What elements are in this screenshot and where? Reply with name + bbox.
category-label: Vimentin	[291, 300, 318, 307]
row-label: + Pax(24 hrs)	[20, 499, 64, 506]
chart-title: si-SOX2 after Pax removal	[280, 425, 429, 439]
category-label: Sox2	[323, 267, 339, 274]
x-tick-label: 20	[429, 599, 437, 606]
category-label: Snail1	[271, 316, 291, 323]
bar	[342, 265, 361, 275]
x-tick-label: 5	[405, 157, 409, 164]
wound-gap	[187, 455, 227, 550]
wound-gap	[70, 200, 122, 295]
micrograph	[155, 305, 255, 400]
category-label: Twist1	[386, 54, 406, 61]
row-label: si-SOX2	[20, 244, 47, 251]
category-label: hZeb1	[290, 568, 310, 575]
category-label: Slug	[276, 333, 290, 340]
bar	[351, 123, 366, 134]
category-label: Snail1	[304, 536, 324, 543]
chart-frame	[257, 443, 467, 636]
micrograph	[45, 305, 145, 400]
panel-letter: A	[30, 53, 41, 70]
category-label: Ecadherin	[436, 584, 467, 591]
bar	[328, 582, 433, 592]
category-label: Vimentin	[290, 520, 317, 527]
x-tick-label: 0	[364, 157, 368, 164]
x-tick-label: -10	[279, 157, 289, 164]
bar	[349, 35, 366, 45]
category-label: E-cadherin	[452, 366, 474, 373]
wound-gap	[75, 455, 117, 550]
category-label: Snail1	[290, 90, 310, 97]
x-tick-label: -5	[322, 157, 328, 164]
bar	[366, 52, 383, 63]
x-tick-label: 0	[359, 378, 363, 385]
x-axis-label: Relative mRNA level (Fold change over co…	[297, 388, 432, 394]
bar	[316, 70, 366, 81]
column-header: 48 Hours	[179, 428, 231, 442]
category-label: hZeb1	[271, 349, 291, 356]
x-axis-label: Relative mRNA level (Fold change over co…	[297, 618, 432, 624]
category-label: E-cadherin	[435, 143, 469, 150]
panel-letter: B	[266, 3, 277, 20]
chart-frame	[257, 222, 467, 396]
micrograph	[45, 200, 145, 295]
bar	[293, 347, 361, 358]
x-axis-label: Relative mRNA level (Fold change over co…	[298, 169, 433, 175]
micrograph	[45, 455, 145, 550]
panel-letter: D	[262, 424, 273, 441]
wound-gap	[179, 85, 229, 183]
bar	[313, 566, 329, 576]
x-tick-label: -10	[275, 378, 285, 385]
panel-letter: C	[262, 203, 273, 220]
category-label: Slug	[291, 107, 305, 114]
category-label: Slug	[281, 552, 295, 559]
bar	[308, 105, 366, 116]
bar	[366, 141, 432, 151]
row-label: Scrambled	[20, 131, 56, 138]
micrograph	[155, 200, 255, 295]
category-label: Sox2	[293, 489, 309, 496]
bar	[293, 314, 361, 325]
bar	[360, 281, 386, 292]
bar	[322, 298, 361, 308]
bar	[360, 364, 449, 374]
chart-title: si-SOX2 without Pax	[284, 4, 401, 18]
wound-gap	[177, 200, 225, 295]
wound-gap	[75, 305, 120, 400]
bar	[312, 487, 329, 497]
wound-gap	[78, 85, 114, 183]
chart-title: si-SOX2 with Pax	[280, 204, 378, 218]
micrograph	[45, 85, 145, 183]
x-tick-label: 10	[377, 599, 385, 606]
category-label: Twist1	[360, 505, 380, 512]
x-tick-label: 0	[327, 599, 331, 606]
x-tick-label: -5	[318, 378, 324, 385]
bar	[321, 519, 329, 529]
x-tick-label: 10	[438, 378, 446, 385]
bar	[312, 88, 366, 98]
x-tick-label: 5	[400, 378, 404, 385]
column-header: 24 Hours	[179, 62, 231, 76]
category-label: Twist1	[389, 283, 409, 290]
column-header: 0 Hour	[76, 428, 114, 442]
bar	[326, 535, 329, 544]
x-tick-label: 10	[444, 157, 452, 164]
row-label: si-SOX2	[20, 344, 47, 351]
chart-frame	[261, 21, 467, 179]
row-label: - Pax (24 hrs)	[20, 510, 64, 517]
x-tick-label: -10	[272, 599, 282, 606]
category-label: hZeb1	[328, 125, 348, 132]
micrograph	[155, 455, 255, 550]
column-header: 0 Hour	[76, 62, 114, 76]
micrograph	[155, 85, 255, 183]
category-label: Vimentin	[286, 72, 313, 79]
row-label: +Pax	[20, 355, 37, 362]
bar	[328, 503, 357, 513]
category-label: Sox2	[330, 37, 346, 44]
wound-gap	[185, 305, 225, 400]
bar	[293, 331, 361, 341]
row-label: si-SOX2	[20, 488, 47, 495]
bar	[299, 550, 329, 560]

= = = = = = =

Your task is to reproduce the records in full, without any alteration.

What elements are in this screenshot and where? Reply with name + bbox.
category-label: Vimentin	[291, 300, 318, 307]
row-label: + Pax(24 hrs)	[20, 499, 64, 506]
chart-title: si-SOX2 after Pax removal	[280, 425, 429, 439]
category-label: Sox2	[323, 267, 339, 274]
x-tick-label: 20	[429, 599, 437, 606]
category-label: Snail1	[271, 316, 291, 323]
bar	[342, 265, 361, 275]
x-tick-label: 5	[405, 157, 409, 164]
wound-gap	[187, 455, 227, 550]
wound-gap	[70, 200, 122, 295]
micrograph	[155, 305, 255, 400]
category-label: Twist1	[386, 54, 406, 61]
row-label: si-SOX2	[20, 244, 47, 251]
category-label: hZeb1	[290, 568, 310, 575]
category-label: Slug	[276, 333, 290, 340]
bar	[351, 123, 366, 134]
category-label: Snail1	[304, 536, 324, 543]
chart-frame	[257, 443, 467, 636]
micrograph	[45, 305, 145, 400]
panel-letter: A	[30, 53, 41, 70]
category-label: Ecadherin	[436, 584, 467, 591]
bar	[328, 582, 433, 592]
category-label: Vimentin	[290, 520, 317, 527]
x-tick-label: 0	[364, 157, 368, 164]
x-tick-label: -10	[279, 157, 289, 164]
bar	[349, 35, 366, 45]
category-label: E-cadherin	[452, 366, 474, 373]
wound-gap	[75, 455, 117, 550]
category-label: Snail1	[290, 90, 310, 97]
x-tick-label: -5	[322, 157, 328, 164]
bar	[366, 52, 383, 63]
x-tick-label: 0	[359, 378, 363, 385]
x-axis-label: Relative mRNA level (Fold change over co…	[297, 388, 432, 394]
bar	[316, 70, 366, 81]
column-header: 48 Hours	[179, 428, 231, 442]
category-label: hZeb1	[271, 349, 291, 356]
x-axis-label: Relative mRNA level (Fold change over co…	[297, 618, 432, 624]
category-label: E-cadherin	[435, 143, 469, 150]
panel-letter: B	[266, 3, 277, 20]
chart-frame	[257, 222, 467, 396]
micrograph	[45, 200, 145, 295]
bar	[293, 347, 361, 358]
x-axis-label: Relative mRNA level (Fold change over co…	[298, 169, 433, 175]
micrograph	[45, 455, 145, 550]
panel-letter: D	[262, 424, 273, 441]
wound-gap	[179, 85, 229, 183]
bar	[313, 566, 329, 576]
x-tick-label: -10	[275, 378, 285, 385]
panel-letter: C	[262, 203, 273, 220]
category-label: Slug	[291, 107, 305, 114]
category-label: Slug	[281, 552, 295, 559]
bar	[308, 105, 366, 116]
bar	[366, 141, 432, 151]
row-label: Scrambled	[20, 131, 56, 138]
micrograph	[155, 200, 255, 295]
category-label: Sox2	[293, 489, 309, 496]
bar	[293, 314, 361, 325]
bar	[360, 281, 386, 292]
bar	[322, 298, 361, 308]
bar	[360, 364, 449, 374]
chart-title: si-SOX2 without Pax	[284, 4, 401, 18]
wound-gap	[177, 200, 225, 295]
wound-gap	[75, 305, 120, 400]
bar	[312, 487, 329, 497]
wound-gap	[78, 85, 114, 183]
chart-title: si-SOX2 with Pax	[280, 204, 378, 218]
micrograph	[45, 85, 145, 183]
x-tick-label: 10	[377, 599, 385, 606]
category-label: Twist1	[360, 505, 380, 512]
x-tick-label: 0	[327, 599, 331, 606]
x-tick-label: -5	[318, 378, 324, 385]
bar	[321, 519, 329, 529]
x-tick-label: 10	[438, 378, 446, 385]
bar	[312, 88, 366, 98]
x-tick-label: 5	[400, 378, 404, 385]
column-header: 24 Hours	[179, 62, 231, 76]
category-label: Twist1	[389, 283, 409, 290]
column-header: 0 Hour	[76, 428, 114, 442]
bar	[326, 535, 329, 544]
x-tick-label: 10	[444, 157, 452, 164]
row-label: si-SOX2	[20, 344, 47, 351]
chart-frame	[261, 21, 467, 179]
row-label: - Pax (24 hrs)	[20, 510, 64, 517]
x-tick-label: -10	[272, 599, 282, 606]
category-label: hZeb1	[328, 125, 348, 132]
micrograph	[155, 455, 255, 550]
column-header: 0 Hour	[76, 62, 114, 76]
micrograph	[155, 85, 255, 183]
category-label: Vimentin	[286, 72, 313, 79]
row-label: +Pax	[20, 355, 37, 362]
bar	[328, 503, 357, 513]
category-label: Sox2	[330, 37, 346, 44]
wound-gap	[185, 305, 225, 400]
bar	[293, 331, 361, 341]
row-label: si-SOX2	[20, 488, 47, 495]
bar	[299, 550, 329, 560]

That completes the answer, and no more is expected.